#### [Written exercise]
Reproduce each line exactly. Skip none.

#### [Records for processing]

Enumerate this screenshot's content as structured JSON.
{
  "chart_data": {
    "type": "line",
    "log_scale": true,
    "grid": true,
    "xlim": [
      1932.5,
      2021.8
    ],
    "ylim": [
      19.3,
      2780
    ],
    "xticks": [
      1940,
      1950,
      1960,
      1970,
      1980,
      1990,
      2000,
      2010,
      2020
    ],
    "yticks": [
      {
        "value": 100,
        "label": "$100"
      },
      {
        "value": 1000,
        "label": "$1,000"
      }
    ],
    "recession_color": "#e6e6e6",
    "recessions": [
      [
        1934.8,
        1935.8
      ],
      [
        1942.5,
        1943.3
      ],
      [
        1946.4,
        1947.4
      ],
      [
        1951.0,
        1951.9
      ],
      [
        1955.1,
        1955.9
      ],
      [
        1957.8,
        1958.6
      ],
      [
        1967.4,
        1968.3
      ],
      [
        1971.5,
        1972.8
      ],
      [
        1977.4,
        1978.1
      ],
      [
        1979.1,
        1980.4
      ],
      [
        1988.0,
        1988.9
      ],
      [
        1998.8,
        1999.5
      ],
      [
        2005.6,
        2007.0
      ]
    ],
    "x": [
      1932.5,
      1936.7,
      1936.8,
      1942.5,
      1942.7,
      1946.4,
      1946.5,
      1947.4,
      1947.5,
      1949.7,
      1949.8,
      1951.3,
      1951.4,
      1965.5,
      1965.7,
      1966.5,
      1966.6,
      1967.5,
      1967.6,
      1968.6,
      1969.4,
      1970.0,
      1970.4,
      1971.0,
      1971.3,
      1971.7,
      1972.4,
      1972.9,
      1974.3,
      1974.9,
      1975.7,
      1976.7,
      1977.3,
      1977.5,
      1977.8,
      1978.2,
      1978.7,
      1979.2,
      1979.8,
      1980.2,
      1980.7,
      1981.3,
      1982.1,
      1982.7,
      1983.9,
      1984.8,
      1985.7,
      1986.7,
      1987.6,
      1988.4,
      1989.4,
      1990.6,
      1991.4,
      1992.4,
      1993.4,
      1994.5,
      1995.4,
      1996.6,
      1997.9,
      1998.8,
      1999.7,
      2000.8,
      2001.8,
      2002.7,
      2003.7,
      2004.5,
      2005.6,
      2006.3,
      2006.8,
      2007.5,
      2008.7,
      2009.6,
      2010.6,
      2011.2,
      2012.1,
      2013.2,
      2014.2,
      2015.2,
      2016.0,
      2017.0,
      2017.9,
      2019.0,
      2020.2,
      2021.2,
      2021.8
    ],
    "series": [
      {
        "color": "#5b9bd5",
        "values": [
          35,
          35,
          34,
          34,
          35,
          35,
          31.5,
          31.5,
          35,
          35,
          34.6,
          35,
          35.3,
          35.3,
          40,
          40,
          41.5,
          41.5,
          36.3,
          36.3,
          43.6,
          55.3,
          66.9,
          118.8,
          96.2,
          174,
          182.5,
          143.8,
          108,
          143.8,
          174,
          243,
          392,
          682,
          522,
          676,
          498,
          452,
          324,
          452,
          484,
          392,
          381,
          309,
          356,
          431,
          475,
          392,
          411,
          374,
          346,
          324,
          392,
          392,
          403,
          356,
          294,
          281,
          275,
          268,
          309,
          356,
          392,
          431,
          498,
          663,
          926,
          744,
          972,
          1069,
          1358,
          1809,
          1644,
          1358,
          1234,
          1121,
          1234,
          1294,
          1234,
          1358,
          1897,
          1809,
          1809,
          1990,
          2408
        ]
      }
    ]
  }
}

#### [Written response]
Enumerate this screenshot's content as structured JSON.
{
  "chart_data": {
    "type": "line",
    "log_scale": true,
    "grid": true,
    "xlim": [
      1932.5,
      2021.8
    ],
    "ylim": [
      19.3,
      2780
    ],
    "xticks": [
      1940,
      1950,
      1960,
      1970,
      1980,
      1990,
      2000,
      2010,
      2020
    ],
    "yticks": [
      {
        "value": 100,
        "label": "$100"
      },
      {
        "value": 1000,
        "label": "$1,000"
      }
    ],
    "recession_color": "#e6e6e6",
    "recessions": [
      [
        1934.8,
        1935.8
      ],
      [
        1942.5,
        1943.3
      ],
      [
        1946.4,
        1947.4
      ],
      [
        1951.0,
        1951.9
      ],
      [
        1955.1,
        1955.9
      ],
      [
        1957.8,
        1958.6
      ],
      [
        1967.4,
        1968.3
      ],
      [
        1971.5,
        1972.8
      ],
      [
        1977.4,
        1978.1
      ],
      [
        1979.1,
        1980.4
      ],
      [
        1988.0,
        1988.9
      ],
      [
        1998.8,
        1999.5
      ],
      [
        2005.6,
        2007.0
      ]
    ],
    "x": [
      1932.5,
      1936.7,
      1936.8,
      1942.5,
      1942.7,
      1946.4,
      1946.5,
      1947.4,
      1947.5,
      1949.7,
      1949.8,
      1951.3,
      1951.4,
      1965.5,
      1965.7,
      1966.5,
      1966.6,
      1967.5,
      1967.6,
      1968.6,
      1969.4,
      1970.0,
      1970.4,
      1971.0,
      1971.3,
      1971.7,
      1972.4,
      1972.9,
      1974.3,
      1974.9,
      1975.7,
      1976.7,
      1977.3,
      1977.5,
      1977.8,
      1978.2,
      1978.7,
      1979.2,
      1979.8,
      1980.2,
      1980.7,
      1981.3,
      1982.1,
      1982.7,
      1983.9,
      1984.8,
      1985.7,
      1986.7,
      1987.6,
      1988.4,
      1989.4,
      1990.6,
      1991.4,
      1992.4,
      1993.4,
      1994.5,
      1995.4,
      1996.6,
      1997.9,
      1998.8,
      1999.7,
      2000.8,
      2001.8,
      2002.7,
      2003.7,
      2004.5,
      2005.6,
      2006.3,
      2006.8,
      2007.5,
      2008.7,
      2009.6,
      2010.6,
      2011.2,
      2012.1,
      2013.2,
      2014.2,
      2015.2,
      2016.0,
      2017.0,
      2017.9,
      2019.0,
      2020.2,
      2021.2,
      2021.8
    ],
    "series": [
      {
        "color": "#5b9bd5",
        "values": [
          35,
          35,
          34,
          34,
          35,
          35,
          31.5,
          31.5,
          35,
          35,
          34.6,
          35,
          35.3,
          35.3,
          40,
          40,
          41.5,
          41.5,
          36.3,
          36.3,
          43.6,
          55.3,
          66.9,
          118.8,
          96.2,
          174,
          182.5,
          143.8,
          108,
          143.8,
          174,
          243,
          392,
          682,
          522,
          676,
          498,
          452,
          324,
          452,
          484,
          392,
          381,
          309,
          356,
          431,
          475,
          392,
          411,
          374,
          346,
          324,
          392,
          392,
          403,
          356,
          294,
          281,
          275,
          268,
          309,
          356,
          392,
          431,
          498,
          663,
          926,
          744,
          972,
          1069,
          1358,
          1809,
          1644,
          1358,
          1234,
          1121,
          1234,
          1294,
          1234,
          1358,
          1897,
          1809,
          1809,
          1990,
          2408
        ]
      }
    ]
  }
}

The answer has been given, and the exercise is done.